_SHORT EXERCISE:_
Reproduce the data in its entirety, exactly as supplied.

_PROVIDED MATERIAL:_

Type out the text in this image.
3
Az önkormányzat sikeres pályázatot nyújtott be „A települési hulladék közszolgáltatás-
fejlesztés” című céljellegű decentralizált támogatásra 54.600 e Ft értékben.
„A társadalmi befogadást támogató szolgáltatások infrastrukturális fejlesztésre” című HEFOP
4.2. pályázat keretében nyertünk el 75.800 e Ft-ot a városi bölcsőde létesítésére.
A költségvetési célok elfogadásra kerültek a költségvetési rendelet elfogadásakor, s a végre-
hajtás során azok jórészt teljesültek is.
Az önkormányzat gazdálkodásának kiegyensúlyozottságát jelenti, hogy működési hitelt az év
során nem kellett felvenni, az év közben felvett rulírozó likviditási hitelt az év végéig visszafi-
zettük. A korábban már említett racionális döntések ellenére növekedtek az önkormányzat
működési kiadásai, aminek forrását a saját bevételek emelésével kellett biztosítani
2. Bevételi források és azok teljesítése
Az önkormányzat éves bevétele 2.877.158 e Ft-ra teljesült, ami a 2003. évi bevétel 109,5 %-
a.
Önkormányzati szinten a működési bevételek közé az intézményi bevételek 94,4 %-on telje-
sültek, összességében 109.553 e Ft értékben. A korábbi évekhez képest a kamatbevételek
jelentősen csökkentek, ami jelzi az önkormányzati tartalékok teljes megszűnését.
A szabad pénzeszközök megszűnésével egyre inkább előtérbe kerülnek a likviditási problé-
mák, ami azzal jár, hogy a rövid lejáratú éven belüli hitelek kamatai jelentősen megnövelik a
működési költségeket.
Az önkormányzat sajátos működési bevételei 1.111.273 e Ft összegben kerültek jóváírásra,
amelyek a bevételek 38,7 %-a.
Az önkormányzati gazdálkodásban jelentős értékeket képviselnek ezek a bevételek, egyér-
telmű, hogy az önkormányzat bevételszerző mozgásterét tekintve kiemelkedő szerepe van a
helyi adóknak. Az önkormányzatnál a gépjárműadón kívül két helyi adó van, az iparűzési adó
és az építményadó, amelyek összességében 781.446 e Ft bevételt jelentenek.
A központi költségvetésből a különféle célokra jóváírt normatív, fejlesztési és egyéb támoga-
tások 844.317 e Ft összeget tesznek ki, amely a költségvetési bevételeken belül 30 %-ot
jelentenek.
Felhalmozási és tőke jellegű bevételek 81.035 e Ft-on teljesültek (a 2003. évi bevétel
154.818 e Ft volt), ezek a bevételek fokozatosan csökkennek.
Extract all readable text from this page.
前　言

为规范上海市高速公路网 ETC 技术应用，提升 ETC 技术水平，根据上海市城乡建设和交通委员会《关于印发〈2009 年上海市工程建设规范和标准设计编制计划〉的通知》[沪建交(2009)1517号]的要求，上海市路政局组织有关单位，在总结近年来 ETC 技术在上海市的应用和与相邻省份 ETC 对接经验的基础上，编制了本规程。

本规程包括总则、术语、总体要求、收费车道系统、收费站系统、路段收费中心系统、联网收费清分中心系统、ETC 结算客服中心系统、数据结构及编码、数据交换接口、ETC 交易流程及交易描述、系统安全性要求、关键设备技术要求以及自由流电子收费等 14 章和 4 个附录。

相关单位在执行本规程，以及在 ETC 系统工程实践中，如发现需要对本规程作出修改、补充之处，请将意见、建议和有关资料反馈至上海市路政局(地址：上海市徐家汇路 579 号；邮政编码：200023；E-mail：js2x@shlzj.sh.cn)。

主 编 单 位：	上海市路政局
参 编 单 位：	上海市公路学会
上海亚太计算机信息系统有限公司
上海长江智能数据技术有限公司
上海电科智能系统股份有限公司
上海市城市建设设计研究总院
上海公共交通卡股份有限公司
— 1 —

_EXERCISE RESPONSE:_
Type out the text in this image.
3
Az önkormányzat sikeres pályázatot nyújtott be „A települési hulladék közszolgáltatás-
fejlesztés” című céljellegű decentralizált támogatásra 54.600 e Ft értékben.
„A társadalmi befogadást támogató szolgáltatások infrastrukturális fejlesztésre” című HEFOP
4.2. pályázat keretében nyertünk el 75.800 e Ft-ot a városi bölcsőde létesítésére.
A költségvetési célok elfogadásra kerültek a költségvetési rendelet elfogadásakor, s a végre-
hajtás során azok jórészt teljesültek is.
Az önkormányzat gazdálkodásának kiegyensúlyozottságát jelenti, hogy működési hitelt az év
során nem kellett felvenni, az év közben felvett rulírozó likviditási hitelt az év végéig visszafi-
zettük. A korábban már említett racionális döntések ellenére növekedtek az önkormányzat
működési kiadásai, aminek forrását a saját bevételek emelésével kellett biztosítani
2. Bevételi források és azok teljesítése
Az önkormányzat éves bevétele 2.877.158 e Ft-ra teljesült, ami a 2003. évi bevétel 109,5 %-
a.
Önkormányzati szinten a működési bevételek közé az intézményi bevételek 94,4 %-on telje-
sültek, összességében 109.553 e Ft értékben. A korábbi évekhez képest a kamatbevételek
jelentősen csökkentek, ami jelzi az önkormányzati tartalékok teljes megszűnését.
A szabad pénzeszközök megszűnésével egyre inkább előtérbe kerülnek a likviditási problé-
mák, ami azzal jár, hogy a rövid lejáratú éven belüli hitelek kamatai jelentősen megnövelik a
működési költségeket.
Az önkormányzat sajátos működési bevételei 1.111.273 e Ft összegben kerültek jóváírásra,
amelyek a bevételek 38,7 %-a.
Az önkormányzati gazdálkodásban jelentős értékeket képviselnek ezek a bevételek, egyér-
telmű, hogy az önkormányzat bevételszerző mozgásterét tekintve kiemelkedő szerepe van a
helyi adóknak. Az önkormányzatnál a gépjárműadón kívül két helyi adó van, az iparűzési adó
és az építményadó, amelyek összességében 781.446 e Ft bevételt jelentenek.
A központi költségvetésből a különféle célokra jóváírt normatív, fejlesztési és egyéb támoga-
tások 844.317 e Ft összeget tesznek ki, amely a költségvetési bevételeken belül 30 %-ot
jelentenek.
Felhalmozási és tőke jellegű bevételek 81.035 e Ft-on teljesültek (a 2003. évi bevétel
154.818 e Ft volt), ezek a bevételek fokozatosan csökkennek.
Extract all readable text from this page.
前　言

为规范上海市高速公路网 ETC 技术应用，提升 ETC 技术水平，根据上海市城乡建设和交通委员会《关于印发〈2009 年上海市工程建设规范和标准设计编制计划〉的通知》[沪建交(2009)1517号]的要求，上海市路政局组织有关单位，在总结近年来 ETC 技术在上海市的应用和与相邻省份 ETC 对接经验的基础上，编制了本规程。

本规程包括总则、术语、总体要求、收费车道系统、收费站系统、路段收费中心系统、联网收费清分中心系统、ETC 结算客服中心系统、数据结构及编码、数据交换接口、ETC 交易流程及交易描述、系统安全性要求、关键设备技术要求以及自由流电子收费等 14 章和 4 个附录。

相关单位在执行本规程，以及在 ETC 系统工程实践中，如发现需要对本规程作出修改、补充之处，请将意见、建议和有关资料反馈至上海市路政局(地址：上海市徐家汇路 579 号；邮政编码：200023；E-mail：js2x@shlzj.sh.cn)。

主 编 单 位：	上海市路政局
参 编 单 位：	上海市公路学会
上海亚太计算机信息系统有限公司
上海长江智能数据技术有限公司
上海电科智能系统股份有限公司
上海市城市建设设计研究总院
上海公共交通卡股份有限公司
— 1 —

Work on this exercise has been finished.